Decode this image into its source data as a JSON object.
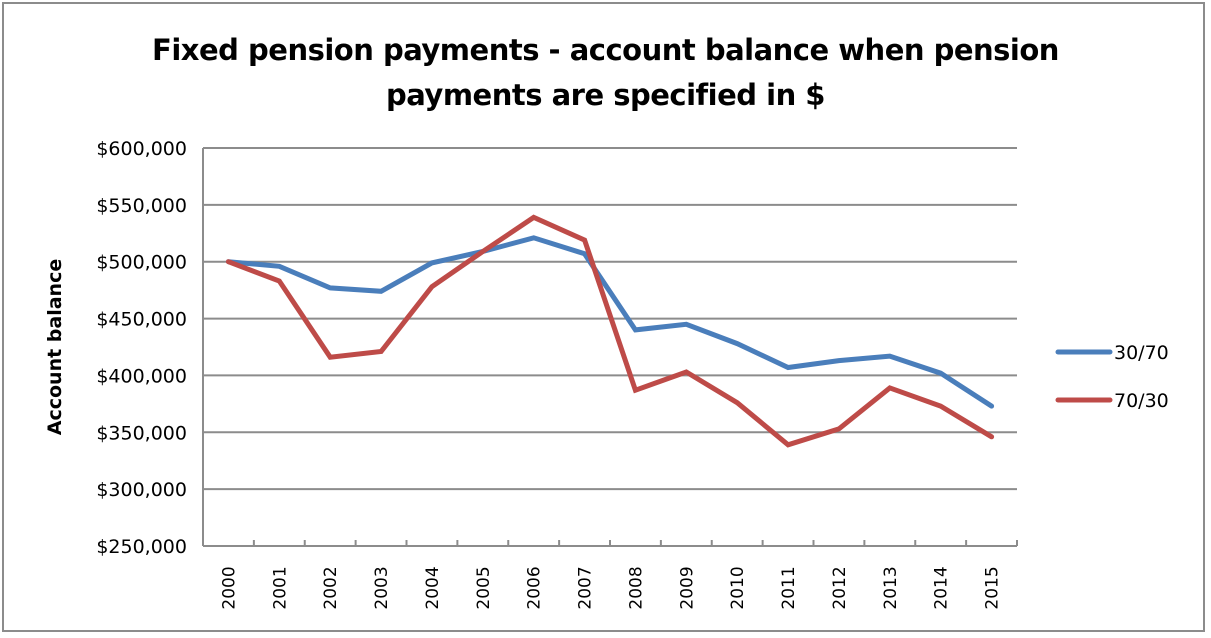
{
  "chart_data": {
    "type": "line",
    "title": "Fixed pension payments - account balance when pension payments are specified in $",
    "title_lines": [
      "Fixed pension payments - account balance when pension",
      "payments are specified in $"
    ],
    "xlabel": "",
    "ylabel": "Account balance",
    "ylim": [
      250000,
      600000
    ],
    "yticks": [
      250000,
      300000,
      350000,
      400000,
      450000,
      500000,
      550000,
      600000
    ],
    "ytick_labels": [
      "$250,000",
      "$300,000",
      "$350,000",
      "$400,000",
      "$450,000",
      "$500,000",
      "$550,000",
      "$600,000"
    ],
    "categories": [
      "2000",
      "2001",
      "2002",
      "2003",
      "2004",
      "2005",
      "2006",
      "2007",
      "2008",
      "2009",
      "2010",
      "2011",
      "2012",
      "2013",
      "2014",
      "2015"
    ],
    "series": [
      {
        "name": "30/70",
        "color": "#4a7ebb",
        "values": [
          500000,
          496000,
          477000,
          474000,
          499000,
          509000,
          521000,
          507000,
          440000,
          445000,
          428000,
          407000,
          413000,
          417000,
          402000,
          373000
        ]
      },
      {
        "name": "70/30",
        "color": "#be4b48",
        "values": [
          500000,
          483000,
          416000,
          421000,
          478000,
          509000,
          539000,
          519000,
          387000,
          403000,
          376000,
          339000,
          353000,
          389000,
          373000,
          346000
        ]
      }
    ],
    "grid": true,
    "legend_position": "right"
  }
}
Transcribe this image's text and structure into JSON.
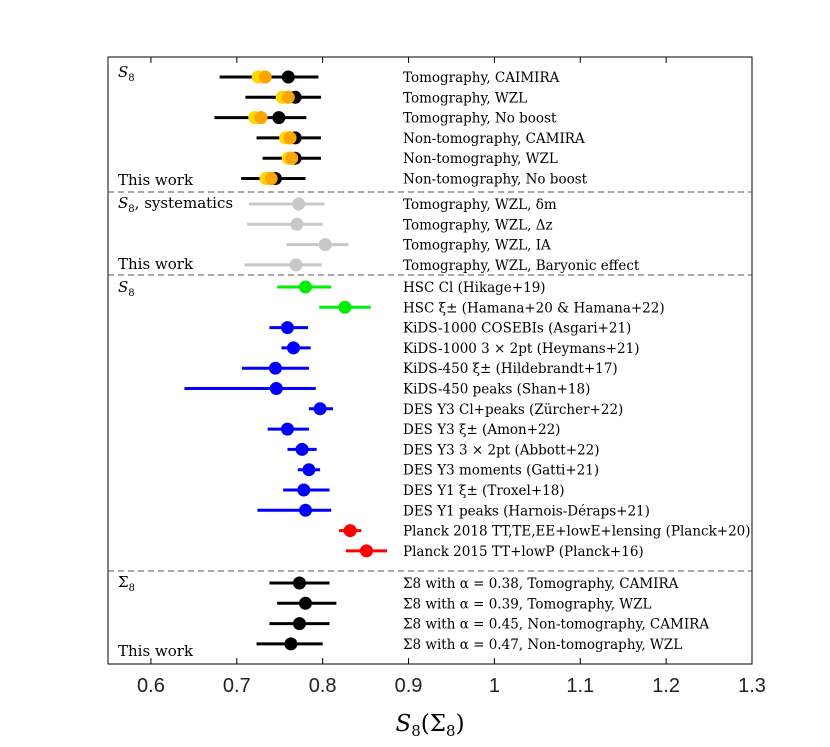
{
  "chart_data": {
    "type": "forest",
    "x_axis": {
      "label": "S8(Σ8)",
      "label_main": "S",
      "label_sub": "8",
      "label_paren_open": "(Σ",
      "label_paren_sub": "8",
      "label_paren_close": ")",
      "range": [
        0.55,
        1.3
      ],
      "ticks": [
        0.6,
        0.7,
        0.8,
        0.9,
        1.0,
        1.1,
        1.2,
        1.3
      ],
      "tick_labels": [
        "0.6",
        "0.7",
        "0.8",
        "0.9",
        "1",
        "1.1",
        "1.2",
        "1.3"
      ]
    },
    "panels": [
      {
        "title": "S8",
        "title_main": "S",
        "title_sub": "8",
        "title_rest": "",
        "footer": "This work",
        "rows": [
          {
            "label": "Tomography, CAIMIRA",
            "points": [
              {
                "value": 0.76,
                "err_lo": 0.08,
                "err_hi": 0.035,
                "color": "#000000"
              },
              {
                "value": 0.733,
                "color": "#ffa500"
              },
              {
                "value": 0.725,
                "color": "#ffd700"
              }
            ]
          },
          {
            "label": "Tomography, WZL",
            "points": [
              {
                "value": 0.768,
                "err_lo": 0.058,
                "err_hi": 0.03,
                "color": "#000000"
              },
              {
                "value": 0.76,
                "color": "#ffa500"
              },
              {
                "value": 0.753,
                "color": "#ffd700"
              }
            ]
          },
          {
            "label": "Tomography, No boost",
            "points": [
              {
                "value": 0.749,
                "err_lo": 0.075,
                "err_hi": 0.032,
                "color": "#000000"
              },
              {
                "value": 0.728,
                "color": "#ffa500"
              },
              {
                "value": 0.721,
                "color": "#ffd700"
              }
            ]
          },
          {
            "label": "Non-tomography, CAMIRA",
            "points": [
              {
                "value": 0.768,
                "err_lo": 0.045,
                "err_hi": 0.03,
                "color": "#000000"
              },
              {
                "value": 0.762,
                "color": "#ffa500"
              },
              {
                "value": 0.757,
                "color": "#ffd700"
              }
            ]
          },
          {
            "label": "Non-tomography, WZL",
            "points": [
              {
                "value": 0.768,
                "err_lo": 0.038,
                "err_hi": 0.03,
                "color": "#000000"
              },
              {
                "value": 0.764,
                "color": "#ffa500"
              },
              {
                "value": 0.76,
                "color": "#ffd700"
              }
            ]
          },
          {
            "label": "Non-tomography, No boost",
            "points": [
              {
                "value": 0.745,
                "err_lo": 0.04,
                "err_hi": 0.035,
                "color": "#000000"
              },
              {
                "value": 0.74,
                "color": "#ffa500"
              },
              {
                "value": 0.734,
                "color": "#ffd700"
              }
            ]
          }
        ]
      },
      {
        "title": "S8, systematics",
        "title_main": "S",
        "title_sub": "8",
        "title_rest": ", systematics",
        "footer": "This work",
        "rows": [
          {
            "label": "Tomography, WZL, δm",
            "points": [
              {
                "value": 0.772,
                "err_lo": 0.058,
                "err_hi": 0.03,
                "color": "#c8c8c8"
              }
            ]
          },
          {
            "label": "Tomography, WZL, Δz",
            "points": [
              {
                "value": 0.77,
                "err_lo": 0.058,
                "err_hi": 0.03,
                "color": "#c8c8c8"
              }
            ]
          },
          {
            "label": "Tomography, WZL, IA",
            "points": [
              {
                "value": 0.803,
                "err_lo": 0.045,
                "err_hi": 0.027,
                "color": "#c8c8c8"
              }
            ]
          },
          {
            "label": "Tomography, WZL, Baryonic effect",
            "points": [
              {
                "value": 0.769,
                "err_lo": 0.06,
                "err_hi": 0.03,
                "color": "#c8c8c8"
              }
            ]
          }
        ]
      },
      {
        "title": "S8",
        "title_main": "S",
        "title_sub": "8",
        "title_rest": "",
        "footer": "",
        "rows": [
          {
            "label": "HSC Cl (Hikage+19)",
            "points": [
              {
                "value": 0.78,
                "err_lo": 0.033,
                "err_hi": 0.03,
                "color": "#00ee00"
              }
            ]
          },
          {
            "label": "HSC ξ± (Hamana+20 & Hamana+22)",
            "points": [
              {
                "value": 0.826,
                "err_lo": 0.03,
                "err_hi": 0.03,
                "color": "#00ee00"
              }
            ]
          },
          {
            "label": "KiDS-1000 COSEBIs (Asgari+21)",
            "points": [
              {
                "value": 0.759,
                "err_lo": 0.021,
                "err_hi": 0.024,
                "color": "#0000ff"
              }
            ]
          },
          {
            "label": "KiDS-1000 3 × 2pt (Heymans+21)",
            "points": [
              {
                "value": 0.766,
                "err_lo": 0.014,
                "err_hi": 0.02,
                "color": "#0000ff"
              }
            ]
          },
          {
            "label": "KiDS-450 ξ± (Hildebrandt+17)",
            "points": [
              {
                "value": 0.745,
                "err_lo": 0.039,
                "err_hi": 0.039,
                "color": "#0000ff"
              }
            ]
          },
          {
            "label": "KiDS-450 peaks (Shan+18)",
            "points": [
              {
                "value": 0.746,
                "err_lo": 0.107,
                "err_hi": 0.046,
                "color": "#0000ff"
              }
            ]
          },
          {
            "label": "DES Y3 Cl+peaks (Zürcher+22)",
            "points": [
              {
                "value": 0.797,
                "err_lo": 0.013,
                "err_hi": 0.015,
                "color": "#0000ff"
              }
            ]
          },
          {
            "label": "DES Y3 ξ± (Amon+22)",
            "points": [
              {
                "value": 0.759,
                "err_lo": 0.023,
                "err_hi": 0.025,
                "color": "#0000ff"
              }
            ]
          },
          {
            "label": "DES Y3 3 × 2pt (Abbott+22)",
            "points": [
              {
                "value": 0.776,
                "err_lo": 0.017,
                "err_hi": 0.017,
                "color": "#0000ff"
              }
            ]
          },
          {
            "label": "DES Y3 moments (Gatti+21)",
            "points": [
              {
                "value": 0.784,
                "err_lo": 0.013,
                "err_hi": 0.013,
                "color": "#0000ff"
              }
            ]
          },
          {
            "label": "DES Y1 ξ± (Troxel+18)",
            "points": [
              {
                "value": 0.778,
                "err_lo": 0.024,
                "err_hi": 0.03,
                "color": "#0000ff"
              }
            ]
          },
          {
            "label": "DES Y1 peaks (Harnois-Déraps+21)",
            "points": [
              {
                "value": 0.78,
                "err_lo": 0.056,
                "err_hi": 0.03,
                "color": "#0000ff"
              }
            ]
          },
          {
            "label": "Planck 2018 TT,TE,EE+lowE+lensing (Planck+20)",
            "points": [
              {
                "value": 0.832,
                "err_lo": 0.013,
                "err_hi": 0.013,
                "color": "#ff0000"
              }
            ]
          },
          {
            "label": "Planck 2015 TT+lowP (Planck+16)",
            "points": [
              {
                "value": 0.851,
                "err_lo": 0.024,
                "err_hi": 0.024,
                "color": "#ff0000"
              }
            ]
          }
        ]
      },
      {
        "title": "Σ8",
        "title_main": "Σ",
        "title_sub": "8",
        "title_rest": "",
        "footer": "This work",
        "rows": [
          {
            "label": "Σ8 with α = 0.38, Tomography, CAMIRA",
            "points": [
              {
                "value": 0.773,
                "err_lo": 0.035,
                "err_hi": 0.035,
                "color": "#000000"
              }
            ]
          },
          {
            "label": "Σ8 with α = 0.39, Tomography, WZL",
            "points": [
              {
                "value": 0.78,
                "err_lo": 0.033,
                "err_hi": 0.036,
                "color": "#000000"
              }
            ]
          },
          {
            "label": "Σ8 with α = 0.45, Non-tomography, CAMIRA",
            "points": [
              {
                "value": 0.773,
                "err_lo": 0.035,
                "err_hi": 0.035,
                "color": "#000000"
              }
            ]
          },
          {
            "label": "Σ8 with α = 0.47, Non-tomography, WZL",
            "points": [
              {
                "value": 0.763,
                "err_lo": 0.04,
                "err_hi": 0.037,
                "color": "#000000"
              }
            ]
          }
        ]
      }
    ]
  }
}
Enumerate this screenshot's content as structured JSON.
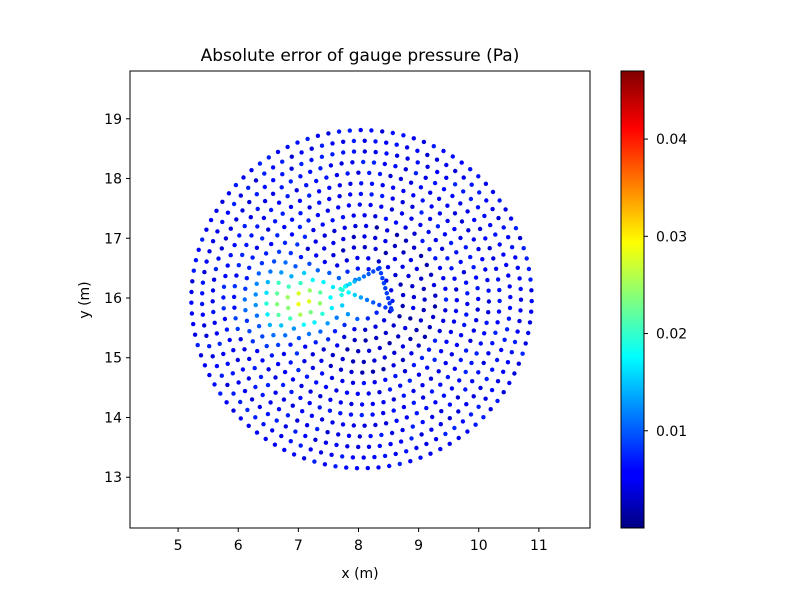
{
  "chart_data": {
    "type": "scatter",
    "title": "Absolute error of gauge pressure (Pa)",
    "xlabel": "x (m)",
    "ylabel": "y (m)",
    "xlim": [
      4.2,
      11.85
    ],
    "ylim": [
      12.15,
      19.8
    ],
    "xticks": [
      5,
      6,
      7,
      8,
      9,
      10,
      11
    ],
    "yticks": [
      13,
      14,
      15,
      16,
      17,
      18,
      19
    ],
    "colormap": "jet",
    "colorbar": {
      "range": [
        0.0,
        0.047
      ],
      "ticks": [
        0.01,
        0.02,
        0.03,
        0.04
      ],
      "tick_labels": [
        "0.01",
        "0.02",
        "0.03",
        "0.04"
      ]
    },
    "grid": false,
    "legend": "none",
    "domain": {
      "center": [
        8.05,
        15.98
      ],
      "radius": 2.83
    },
    "inner_triangle": [
      [
        7.7,
        16.15
      ],
      [
        8.35,
        16.5
      ],
      [
        8.55,
        15.8
      ]
    ],
    "sampling": {
      "rings": 16,
      "ring_spacing": 0.178,
      "point_spacing": 0.18
    },
    "error_hotspot": {
      "center": [
        7.05,
        15.95
      ],
      "peak": 0.026,
      "spread_x": 0.7,
      "spread_y": 0.5
    },
    "colors": {
      "axes": "#000000",
      "background": "#ffffff"
    },
    "points": []
  }
}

════════

### [TASK PROMPT]
Where does the word "Planck" appear in the listing? List each line that holds it.

### [COMPLETE ANSWER]
            "label": "Planck 2018 TT,TE,EE+lowE+lensing (Planck+20)",
            "label": "Planck 2015 TT+lowP (Planck+16)",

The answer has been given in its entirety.